- _PROBLEM REQUIREMENTS_: Find all lines in the records that include the word "保利科创紫荆阁", and copy them out.
start EXTRACTED DATA
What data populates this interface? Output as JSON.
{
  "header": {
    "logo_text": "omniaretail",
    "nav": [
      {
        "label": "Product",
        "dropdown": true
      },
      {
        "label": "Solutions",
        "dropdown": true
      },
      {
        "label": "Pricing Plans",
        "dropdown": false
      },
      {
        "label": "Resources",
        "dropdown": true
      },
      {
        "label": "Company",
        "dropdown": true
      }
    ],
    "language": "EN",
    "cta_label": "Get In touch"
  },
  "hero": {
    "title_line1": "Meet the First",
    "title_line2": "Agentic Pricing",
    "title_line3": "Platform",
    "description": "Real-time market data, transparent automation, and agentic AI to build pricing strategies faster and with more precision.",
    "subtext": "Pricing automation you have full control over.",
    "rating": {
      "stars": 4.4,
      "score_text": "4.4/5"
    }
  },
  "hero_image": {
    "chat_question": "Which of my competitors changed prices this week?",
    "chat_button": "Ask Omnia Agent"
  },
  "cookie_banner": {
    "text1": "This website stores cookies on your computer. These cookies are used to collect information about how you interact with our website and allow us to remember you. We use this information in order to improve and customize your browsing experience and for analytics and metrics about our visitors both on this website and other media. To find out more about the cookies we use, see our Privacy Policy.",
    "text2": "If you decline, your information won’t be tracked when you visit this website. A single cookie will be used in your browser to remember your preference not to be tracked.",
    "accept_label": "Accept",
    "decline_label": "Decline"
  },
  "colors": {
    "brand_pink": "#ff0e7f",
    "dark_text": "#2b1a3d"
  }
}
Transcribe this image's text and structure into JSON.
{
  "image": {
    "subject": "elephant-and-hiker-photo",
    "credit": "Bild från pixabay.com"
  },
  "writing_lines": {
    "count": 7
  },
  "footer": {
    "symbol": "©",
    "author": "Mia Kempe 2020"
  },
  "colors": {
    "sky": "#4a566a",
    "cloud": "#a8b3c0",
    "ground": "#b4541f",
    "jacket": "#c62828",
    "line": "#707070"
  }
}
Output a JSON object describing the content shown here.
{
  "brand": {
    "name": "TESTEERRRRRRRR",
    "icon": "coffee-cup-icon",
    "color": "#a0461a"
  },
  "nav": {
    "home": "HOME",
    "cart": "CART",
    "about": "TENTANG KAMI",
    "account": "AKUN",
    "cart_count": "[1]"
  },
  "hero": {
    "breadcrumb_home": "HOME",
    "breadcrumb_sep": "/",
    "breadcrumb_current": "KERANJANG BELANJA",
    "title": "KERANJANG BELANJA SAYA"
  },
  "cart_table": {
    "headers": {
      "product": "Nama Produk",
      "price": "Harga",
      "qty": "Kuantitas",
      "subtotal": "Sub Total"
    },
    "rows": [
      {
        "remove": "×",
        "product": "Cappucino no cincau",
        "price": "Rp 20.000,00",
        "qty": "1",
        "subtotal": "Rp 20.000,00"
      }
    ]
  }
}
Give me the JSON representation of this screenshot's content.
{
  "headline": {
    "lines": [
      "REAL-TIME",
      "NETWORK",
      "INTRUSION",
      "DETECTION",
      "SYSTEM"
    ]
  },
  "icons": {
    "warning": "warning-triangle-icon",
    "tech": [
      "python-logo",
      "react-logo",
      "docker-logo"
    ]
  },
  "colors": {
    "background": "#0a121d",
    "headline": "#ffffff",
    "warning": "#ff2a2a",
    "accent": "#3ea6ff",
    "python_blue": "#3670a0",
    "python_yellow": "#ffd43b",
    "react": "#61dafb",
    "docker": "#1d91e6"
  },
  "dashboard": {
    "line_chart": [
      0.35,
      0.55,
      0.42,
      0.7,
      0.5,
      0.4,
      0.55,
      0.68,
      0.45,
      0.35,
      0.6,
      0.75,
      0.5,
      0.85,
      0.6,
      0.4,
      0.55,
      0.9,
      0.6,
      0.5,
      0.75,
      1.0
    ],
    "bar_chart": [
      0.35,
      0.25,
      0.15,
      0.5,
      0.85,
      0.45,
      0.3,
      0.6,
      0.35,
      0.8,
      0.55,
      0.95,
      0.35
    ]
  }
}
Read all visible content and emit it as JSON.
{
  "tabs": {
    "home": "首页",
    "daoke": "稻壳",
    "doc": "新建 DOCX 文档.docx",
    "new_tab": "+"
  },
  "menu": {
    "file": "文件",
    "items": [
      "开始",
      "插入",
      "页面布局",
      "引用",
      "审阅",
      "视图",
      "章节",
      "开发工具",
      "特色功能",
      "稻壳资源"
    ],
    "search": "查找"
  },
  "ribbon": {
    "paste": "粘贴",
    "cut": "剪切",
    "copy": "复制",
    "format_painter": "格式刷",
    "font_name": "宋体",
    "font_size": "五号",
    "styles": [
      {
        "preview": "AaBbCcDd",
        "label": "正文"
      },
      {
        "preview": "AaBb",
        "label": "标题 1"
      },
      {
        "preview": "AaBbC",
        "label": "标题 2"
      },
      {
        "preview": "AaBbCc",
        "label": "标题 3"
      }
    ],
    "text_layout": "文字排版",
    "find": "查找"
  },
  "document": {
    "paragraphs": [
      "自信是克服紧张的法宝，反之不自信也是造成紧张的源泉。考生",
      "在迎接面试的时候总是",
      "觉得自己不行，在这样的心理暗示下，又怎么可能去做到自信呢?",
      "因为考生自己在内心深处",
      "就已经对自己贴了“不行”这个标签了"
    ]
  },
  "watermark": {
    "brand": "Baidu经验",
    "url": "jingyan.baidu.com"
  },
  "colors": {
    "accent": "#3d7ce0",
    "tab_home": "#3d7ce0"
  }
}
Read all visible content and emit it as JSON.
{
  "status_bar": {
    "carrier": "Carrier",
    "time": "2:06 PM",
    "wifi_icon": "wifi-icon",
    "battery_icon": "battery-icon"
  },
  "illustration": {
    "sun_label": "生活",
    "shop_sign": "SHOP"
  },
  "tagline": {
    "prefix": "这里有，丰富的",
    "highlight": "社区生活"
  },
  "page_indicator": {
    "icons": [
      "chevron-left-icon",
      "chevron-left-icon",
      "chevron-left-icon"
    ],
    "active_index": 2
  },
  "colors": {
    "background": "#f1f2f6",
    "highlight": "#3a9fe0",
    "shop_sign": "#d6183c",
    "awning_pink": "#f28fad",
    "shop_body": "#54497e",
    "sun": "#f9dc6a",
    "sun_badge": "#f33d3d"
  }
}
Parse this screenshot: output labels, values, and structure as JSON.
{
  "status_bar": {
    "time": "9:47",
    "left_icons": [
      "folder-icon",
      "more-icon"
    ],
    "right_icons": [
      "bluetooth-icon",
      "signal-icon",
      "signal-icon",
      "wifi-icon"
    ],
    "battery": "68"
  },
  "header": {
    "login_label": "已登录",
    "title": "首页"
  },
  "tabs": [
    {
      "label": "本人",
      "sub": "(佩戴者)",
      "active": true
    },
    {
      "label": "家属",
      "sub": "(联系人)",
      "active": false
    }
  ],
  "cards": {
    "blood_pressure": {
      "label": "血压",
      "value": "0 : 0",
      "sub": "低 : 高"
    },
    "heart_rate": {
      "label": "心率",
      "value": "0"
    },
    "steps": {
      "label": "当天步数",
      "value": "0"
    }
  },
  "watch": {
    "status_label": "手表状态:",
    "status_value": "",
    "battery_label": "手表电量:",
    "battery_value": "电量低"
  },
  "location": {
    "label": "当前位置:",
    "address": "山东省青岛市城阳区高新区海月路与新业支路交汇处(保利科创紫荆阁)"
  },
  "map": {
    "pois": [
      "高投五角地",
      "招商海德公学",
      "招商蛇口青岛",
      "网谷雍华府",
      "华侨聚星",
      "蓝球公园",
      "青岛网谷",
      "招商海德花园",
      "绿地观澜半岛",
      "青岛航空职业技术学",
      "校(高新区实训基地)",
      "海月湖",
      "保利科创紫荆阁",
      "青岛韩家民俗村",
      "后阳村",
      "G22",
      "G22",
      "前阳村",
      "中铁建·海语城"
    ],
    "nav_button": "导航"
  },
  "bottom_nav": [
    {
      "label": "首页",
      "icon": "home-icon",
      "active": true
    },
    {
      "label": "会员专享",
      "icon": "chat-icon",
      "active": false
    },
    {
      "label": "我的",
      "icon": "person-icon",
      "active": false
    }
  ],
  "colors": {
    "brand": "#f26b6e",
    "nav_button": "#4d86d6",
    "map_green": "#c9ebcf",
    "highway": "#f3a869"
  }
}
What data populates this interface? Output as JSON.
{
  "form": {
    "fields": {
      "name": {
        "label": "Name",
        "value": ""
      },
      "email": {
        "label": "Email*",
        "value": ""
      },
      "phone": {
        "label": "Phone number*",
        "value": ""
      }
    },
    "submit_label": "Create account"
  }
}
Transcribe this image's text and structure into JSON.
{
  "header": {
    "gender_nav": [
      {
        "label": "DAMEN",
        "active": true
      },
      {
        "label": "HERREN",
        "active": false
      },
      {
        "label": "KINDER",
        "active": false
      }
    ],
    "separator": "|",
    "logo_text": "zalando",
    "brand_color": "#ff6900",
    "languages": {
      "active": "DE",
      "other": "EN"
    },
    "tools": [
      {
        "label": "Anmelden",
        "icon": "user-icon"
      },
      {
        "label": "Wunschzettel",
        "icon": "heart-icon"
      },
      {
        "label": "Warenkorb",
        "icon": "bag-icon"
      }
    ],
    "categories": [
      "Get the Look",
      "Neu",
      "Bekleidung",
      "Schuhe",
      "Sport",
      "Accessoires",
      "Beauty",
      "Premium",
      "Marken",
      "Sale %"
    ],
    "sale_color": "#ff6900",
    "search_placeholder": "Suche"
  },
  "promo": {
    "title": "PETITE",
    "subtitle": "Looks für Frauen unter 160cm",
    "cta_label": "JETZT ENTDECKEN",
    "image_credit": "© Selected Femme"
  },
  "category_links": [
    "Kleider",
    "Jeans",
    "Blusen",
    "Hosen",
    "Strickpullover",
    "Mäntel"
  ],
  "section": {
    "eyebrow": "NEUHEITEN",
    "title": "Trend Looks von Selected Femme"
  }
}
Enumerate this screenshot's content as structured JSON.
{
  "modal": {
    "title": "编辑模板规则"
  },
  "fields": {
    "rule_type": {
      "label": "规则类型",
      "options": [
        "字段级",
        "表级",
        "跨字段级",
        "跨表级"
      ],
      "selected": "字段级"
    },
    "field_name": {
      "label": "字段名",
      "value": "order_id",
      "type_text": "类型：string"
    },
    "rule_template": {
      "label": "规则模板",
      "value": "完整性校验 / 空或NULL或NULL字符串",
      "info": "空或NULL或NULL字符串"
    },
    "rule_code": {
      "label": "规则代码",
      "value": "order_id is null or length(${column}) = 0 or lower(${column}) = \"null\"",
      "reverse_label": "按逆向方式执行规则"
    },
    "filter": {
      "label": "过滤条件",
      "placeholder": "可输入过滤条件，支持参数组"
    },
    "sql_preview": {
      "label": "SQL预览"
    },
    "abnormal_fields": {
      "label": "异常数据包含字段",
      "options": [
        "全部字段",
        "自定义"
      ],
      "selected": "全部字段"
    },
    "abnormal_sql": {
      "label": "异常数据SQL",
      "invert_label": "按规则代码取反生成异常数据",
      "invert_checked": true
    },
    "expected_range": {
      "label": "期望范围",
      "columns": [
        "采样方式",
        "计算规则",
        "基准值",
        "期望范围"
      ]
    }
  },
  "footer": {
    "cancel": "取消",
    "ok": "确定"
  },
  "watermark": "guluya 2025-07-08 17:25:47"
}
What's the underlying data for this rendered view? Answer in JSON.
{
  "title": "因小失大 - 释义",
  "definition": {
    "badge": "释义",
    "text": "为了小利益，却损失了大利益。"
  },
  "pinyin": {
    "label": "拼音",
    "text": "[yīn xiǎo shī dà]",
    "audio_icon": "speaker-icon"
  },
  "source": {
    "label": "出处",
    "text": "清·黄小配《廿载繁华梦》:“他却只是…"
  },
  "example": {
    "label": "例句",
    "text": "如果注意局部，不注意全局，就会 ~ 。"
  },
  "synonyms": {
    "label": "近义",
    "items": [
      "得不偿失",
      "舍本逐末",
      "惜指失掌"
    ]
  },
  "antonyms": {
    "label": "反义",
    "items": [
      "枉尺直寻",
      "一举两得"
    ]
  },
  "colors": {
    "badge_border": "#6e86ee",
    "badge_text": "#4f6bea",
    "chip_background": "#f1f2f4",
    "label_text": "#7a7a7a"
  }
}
end EXTRACTED DATA
- _FINISHED TASK_:
    "address": "山东省青岛市城阳区高新区海月路与新业支路交汇处(保利科创紫荆阁)"
      "保利科创紫荆阁",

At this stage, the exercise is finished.